Could you print every record below exactly as it appears?

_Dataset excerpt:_
● ● ● ● ● ● ●
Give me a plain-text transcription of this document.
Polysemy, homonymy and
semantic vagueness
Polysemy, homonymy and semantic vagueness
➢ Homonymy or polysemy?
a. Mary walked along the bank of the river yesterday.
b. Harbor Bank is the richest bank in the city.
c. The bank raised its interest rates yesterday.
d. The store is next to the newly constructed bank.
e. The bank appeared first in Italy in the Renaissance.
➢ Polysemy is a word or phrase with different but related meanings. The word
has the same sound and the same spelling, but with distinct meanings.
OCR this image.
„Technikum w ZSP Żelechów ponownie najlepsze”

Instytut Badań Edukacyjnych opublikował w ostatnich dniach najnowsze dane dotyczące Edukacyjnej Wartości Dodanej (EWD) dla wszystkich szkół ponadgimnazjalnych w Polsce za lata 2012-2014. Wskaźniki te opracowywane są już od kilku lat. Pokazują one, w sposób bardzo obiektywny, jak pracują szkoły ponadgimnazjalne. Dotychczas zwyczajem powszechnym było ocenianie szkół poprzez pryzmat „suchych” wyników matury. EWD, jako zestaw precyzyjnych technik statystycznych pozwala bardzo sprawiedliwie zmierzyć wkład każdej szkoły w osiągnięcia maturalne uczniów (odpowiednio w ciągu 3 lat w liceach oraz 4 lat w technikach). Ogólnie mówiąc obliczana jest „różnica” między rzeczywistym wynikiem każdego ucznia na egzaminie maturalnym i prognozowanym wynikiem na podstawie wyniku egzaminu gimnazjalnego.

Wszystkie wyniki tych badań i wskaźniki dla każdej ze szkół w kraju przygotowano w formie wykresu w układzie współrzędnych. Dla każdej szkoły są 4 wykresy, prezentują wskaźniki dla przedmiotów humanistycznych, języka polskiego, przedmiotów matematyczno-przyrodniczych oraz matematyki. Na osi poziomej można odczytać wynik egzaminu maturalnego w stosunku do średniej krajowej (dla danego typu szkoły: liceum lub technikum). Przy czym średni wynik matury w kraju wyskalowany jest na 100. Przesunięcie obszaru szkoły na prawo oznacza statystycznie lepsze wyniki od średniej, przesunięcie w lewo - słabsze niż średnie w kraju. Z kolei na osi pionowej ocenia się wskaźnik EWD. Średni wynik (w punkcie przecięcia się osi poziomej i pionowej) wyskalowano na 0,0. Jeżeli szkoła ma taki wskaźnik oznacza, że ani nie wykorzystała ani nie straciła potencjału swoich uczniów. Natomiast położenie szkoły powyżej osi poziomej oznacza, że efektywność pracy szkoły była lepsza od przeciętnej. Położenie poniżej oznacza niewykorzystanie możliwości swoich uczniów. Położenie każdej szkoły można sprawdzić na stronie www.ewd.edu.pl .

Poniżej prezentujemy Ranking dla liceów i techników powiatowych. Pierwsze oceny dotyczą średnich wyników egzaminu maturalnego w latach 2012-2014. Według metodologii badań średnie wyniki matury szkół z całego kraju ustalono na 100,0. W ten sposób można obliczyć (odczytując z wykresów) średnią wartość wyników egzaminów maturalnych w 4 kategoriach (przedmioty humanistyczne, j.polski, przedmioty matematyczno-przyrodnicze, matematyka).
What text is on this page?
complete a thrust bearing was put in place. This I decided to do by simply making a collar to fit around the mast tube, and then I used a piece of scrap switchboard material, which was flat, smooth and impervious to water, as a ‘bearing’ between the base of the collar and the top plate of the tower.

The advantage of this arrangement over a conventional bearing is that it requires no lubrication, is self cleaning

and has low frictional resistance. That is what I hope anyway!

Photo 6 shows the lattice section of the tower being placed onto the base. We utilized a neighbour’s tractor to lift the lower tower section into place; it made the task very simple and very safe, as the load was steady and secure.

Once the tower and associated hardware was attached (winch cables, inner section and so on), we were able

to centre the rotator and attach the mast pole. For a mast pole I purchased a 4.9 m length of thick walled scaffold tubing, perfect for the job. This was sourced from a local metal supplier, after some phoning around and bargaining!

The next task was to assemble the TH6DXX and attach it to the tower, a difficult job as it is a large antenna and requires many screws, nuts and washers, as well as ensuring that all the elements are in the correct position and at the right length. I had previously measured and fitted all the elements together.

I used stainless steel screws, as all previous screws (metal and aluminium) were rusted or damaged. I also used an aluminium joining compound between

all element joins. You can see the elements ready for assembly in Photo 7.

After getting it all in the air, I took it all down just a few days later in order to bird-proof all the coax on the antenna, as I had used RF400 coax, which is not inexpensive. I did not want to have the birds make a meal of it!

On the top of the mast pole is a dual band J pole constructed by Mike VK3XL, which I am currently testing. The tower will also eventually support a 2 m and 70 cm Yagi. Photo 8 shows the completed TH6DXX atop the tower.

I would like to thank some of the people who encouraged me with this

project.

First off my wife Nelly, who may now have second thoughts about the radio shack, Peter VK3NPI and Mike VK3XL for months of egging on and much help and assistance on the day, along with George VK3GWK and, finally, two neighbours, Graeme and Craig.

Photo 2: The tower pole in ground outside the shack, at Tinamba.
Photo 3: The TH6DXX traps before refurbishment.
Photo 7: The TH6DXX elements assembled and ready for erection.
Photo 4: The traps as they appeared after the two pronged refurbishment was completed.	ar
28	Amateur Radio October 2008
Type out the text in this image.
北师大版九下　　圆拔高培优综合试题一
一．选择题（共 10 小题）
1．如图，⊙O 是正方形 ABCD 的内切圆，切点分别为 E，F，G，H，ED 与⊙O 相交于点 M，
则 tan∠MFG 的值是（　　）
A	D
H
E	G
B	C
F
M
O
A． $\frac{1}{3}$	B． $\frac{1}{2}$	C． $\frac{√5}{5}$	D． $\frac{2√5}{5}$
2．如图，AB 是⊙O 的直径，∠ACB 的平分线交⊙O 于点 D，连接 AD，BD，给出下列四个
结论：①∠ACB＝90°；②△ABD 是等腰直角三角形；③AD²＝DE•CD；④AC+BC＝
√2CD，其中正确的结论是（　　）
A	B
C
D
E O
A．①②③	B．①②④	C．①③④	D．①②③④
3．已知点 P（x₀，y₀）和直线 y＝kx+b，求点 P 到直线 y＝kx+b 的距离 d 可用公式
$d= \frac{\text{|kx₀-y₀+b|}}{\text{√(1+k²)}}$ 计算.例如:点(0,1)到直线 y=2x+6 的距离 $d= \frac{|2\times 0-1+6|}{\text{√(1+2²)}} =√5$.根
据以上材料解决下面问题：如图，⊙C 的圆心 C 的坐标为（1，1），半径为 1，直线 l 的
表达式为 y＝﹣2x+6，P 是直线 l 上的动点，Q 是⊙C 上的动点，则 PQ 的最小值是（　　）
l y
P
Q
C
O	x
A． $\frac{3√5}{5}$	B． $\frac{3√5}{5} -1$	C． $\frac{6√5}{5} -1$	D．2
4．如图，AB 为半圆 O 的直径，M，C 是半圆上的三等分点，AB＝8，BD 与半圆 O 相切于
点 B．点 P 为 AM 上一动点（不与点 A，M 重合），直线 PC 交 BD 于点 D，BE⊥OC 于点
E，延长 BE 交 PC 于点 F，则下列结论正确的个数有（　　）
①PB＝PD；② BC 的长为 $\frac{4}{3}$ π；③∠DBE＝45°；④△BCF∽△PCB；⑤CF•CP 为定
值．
● ● ● ● ● ● ●
_RESPONSE FOR THIS EXERCISE:_
Give me a plain-text transcription of this document.
Polysemy, homonymy and
semantic vagueness
Polysemy, homonymy and semantic vagueness
➢ Homonymy or polysemy?
a. Mary walked along the bank of the river yesterday.
b. Harbor Bank is the richest bank in the city.
c. The bank raised its interest rates yesterday.
d. The store is next to the newly constructed bank.
e. The bank appeared first in Italy in the Renaissance.
➢ Polysemy is a word or phrase with different but related meanings. The word
has the same sound and the same spelling, but with distinct meanings.
OCR this image.
„Technikum w ZSP Żelechów ponownie najlepsze”

Instytut Badań Edukacyjnych opublikował w ostatnich dniach najnowsze dane dotyczące Edukacyjnej Wartości Dodanej (EWD) dla wszystkich szkół ponadgimnazjalnych w Polsce za lata 2012-2014. Wskaźniki te opracowywane są już od kilku lat. Pokazują one, w sposób bardzo obiektywny, jak pracują szkoły ponadgimnazjalne. Dotychczas zwyczajem powszechnym było ocenianie szkół poprzez pryzmat „suchych” wyników matury. EWD, jako zestaw precyzyjnych technik statystycznych pozwala bardzo sprawiedliwie zmierzyć wkład każdej szkoły w osiągnięcia maturalne uczniów (odpowiednio w ciągu 3 lat w liceach oraz 4 lat w technikach). Ogólnie mówiąc obliczana jest „różnica” między rzeczywistym wynikiem każdego ucznia na egzaminie maturalnym i prognozowanym wynikiem na podstawie wyniku egzaminu gimnazjalnego.

Wszystkie wyniki tych badań i wskaźniki dla każdej ze szkół w kraju przygotowano w formie wykresu w układzie współrzędnych. Dla każdej szkoły są 4 wykresy, prezentują wskaźniki dla przedmiotów humanistycznych, języka polskiego, przedmiotów matematyczno-przyrodniczych oraz matematyki. Na osi poziomej można odczytać wynik egzaminu maturalnego w stosunku do średniej krajowej (dla danego typu szkoły: liceum lub technikum). Przy czym średni wynik matury w kraju wyskalowany jest na 100. Przesunięcie obszaru szkoły na prawo oznacza statystycznie lepsze wyniki od średniej, przesunięcie w lewo - słabsze niż średnie w kraju. Z kolei na osi pionowej ocenia się wskaźnik EWD. Średni wynik (w punkcie przecięcia się osi poziomej i pionowej) wyskalowano na 0,0. Jeżeli szkoła ma taki wskaźnik oznacza, że ani nie wykorzystała ani nie straciła potencjału swoich uczniów. Natomiast położenie szkoły powyżej osi poziomej oznacza, że efektywność pracy szkoły była lepsza od przeciętnej. Położenie poniżej oznacza niewykorzystanie możliwości swoich uczniów. Położenie każdej szkoły można sprawdzić na stronie www.ewd.edu.pl .

Poniżej prezentujemy Ranking dla liceów i techników powiatowych. Pierwsze oceny dotyczą średnich wyników egzaminu maturalnego w latach 2012-2014. Według metodologii badań średnie wyniki matury szkół z całego kraju ustalono na 100,0. W ten sposób można obliczyć (odczytując z wykresów) średnią wartość wyników egzaminów maturalnych w 4 kategoriach (przedmioty humanistyczne, j.polski, przedmioty matematyczno-przyrodnicze, matematyka).
What text is on this page?
complete a thrust bearing was put in place. This I decided to do by simply making a collar to fit around the mast tube, and then I used a piece of scrap switchboard material, which was flat, smooth and impervious to water, as a ‘bearing’ between the base of the collar and the top plate of the tower.

The advantage of this arrangement over a conventional bearing is that it requires no lubrication, is self cleaning

and has low frictional resistance. That is what I hope anyway!

Photo 6 shows the lattice section of the tower being placed onto the base. We utilized a neighbour’s tractor to lift the lower tower section into place; it made the task very simple and very safe, as the load was steady and secure.

Once the tower and associated hardware was attached (winch cables, inner section and so on), we were able

to centre the rotator and attach the mast pole. For a mast pole I purchased a 4.9 m length of thick walled scaffold tubing, perfect for the job. This was sourced from a local metal supplier, after some phoning around and bargaining!

The next task was to assemble the TH6DXX and attach it to the tower, a difficult job as it is a large antenna and requires many screws, nuts and washers, as well as ensuring that all the elements are in the correct position and at the right length. I had previously measured and fitted all the elements together.

I used stainless steel screws, as all previous screws (metal and aluminium) were rusted or damaged. I also used an aluminium joining compound between

all element joins. You can see the elements ready for assembly in Photo 7.

After getting it all in the air, I took it all down just a few days later in order to bird-proof all the coax on the antenna, as I had used RF400 coax, which is not inexpensive. I did not want to have the birds make a meal of it!

On the top of the mast pole is a dual band J pole constructed by Mike VK3XL, which I am currently testing. The tower will also eventually support a 2 m and 70 cm Yagi. Photo 8 shows the completed TH6DXX atop the tower.

I would like to thank some of the people who encouraged me with this

project.

First off my wife Nelly, who may now have second thoughts about the radio shack, Peter VK3NPI and Mike VK3XL for months of egging on and much help and assistance on the day, along with George VK3GWK and, finally, two neighbours, Graeme and Craig.

Photo 2: The tower pole in ground outside the shack, at Tinamba.
Photo 3: The TH6DXX traps before refurbishment.
Photo 7: The TH6DXX elements assembled and ready for erection.
Photo 4: The traps as they appeared after the two pronged refurbishment was completed.	ar
28	Amateur Radio October 2008
Type out the text in this image.
北师大版九下　　圆拔高培优综合试题一
一．选择题（共 10 小题）
1．如图，⊙O 是正方形 ABCD 的内切圆，切点分别为 E，F，G，H，ED 与⊙O 相交于点 M，
则 tan∠MFG 的值是（　　）
A	D
H
E	G
B	C
F
M
O
A． $\frac{1}{3}$	B． $\frac{1}{2}$	C． $\frac{√5}{5}$	D． $\frac{2√5}{5}$
2．如图，AB 是⊙O 的直径，∠ACB 的平分线交⊙O 于点 D，连接 AD，BD，给出下列四个
结论：①∠ACB＝90°；②△ABD 是等腰直角三角形；③AD²＝DE•CD；④AC+BC＝
√2CD，其中正确的结论是（　　）
A	B
C
D
E O
A．①②③	B．①②④	C．①③④	D．①②③④
3．已知点 P（x₀，y₀）和直线 y＝kx+b，求点 P 到直线 y＝kx+b 的距离 d 可用公式
$d= \frac{\text{|kx₀-y₀+b|}}{\text{√(1+k²)}}$ 计算.例如:点(0,1)到直线 y=2x+6 的距离 $d= \frac{|2\times 0-1+6|}{\text{√(1+2²)}} =√5$.根
据以上材料解决下面问题：如图，⊙C 的圆心 C 的坐标为（1，1），半径为 1，直线 l 的
表达式为 y＝﹣2x+6，P 是直线 l 上的动点，Q 是⊙C 上的动点，则 PQ 的最小值是（　　）
l y
P
Q
C
O	x
A． $\frac{3√5}{5}$	B． $\frac{3√5}{5} -1$	C． $\frac{6√5}{5} -1$	D．2
4．如图，AB 为半圆 O 的直径，M，C 是半圆上的三等分点，AB＝8，BD 与半圆 O 相切于
点 B．点 P 为 AM 上一动点（不与点 A，M 重合），直线 PC 交 BD 于点 D，BE⊥OC 于点
E，延长 BE 交 PC 于点 F，则下列结论正确的个数有（　　）
①PB＝PD；② BC 的长为 $\frac{4}{3}$ π；③∠DBE＝45°；④△BCF∽△PCB；⑤CF•CP 为定
值．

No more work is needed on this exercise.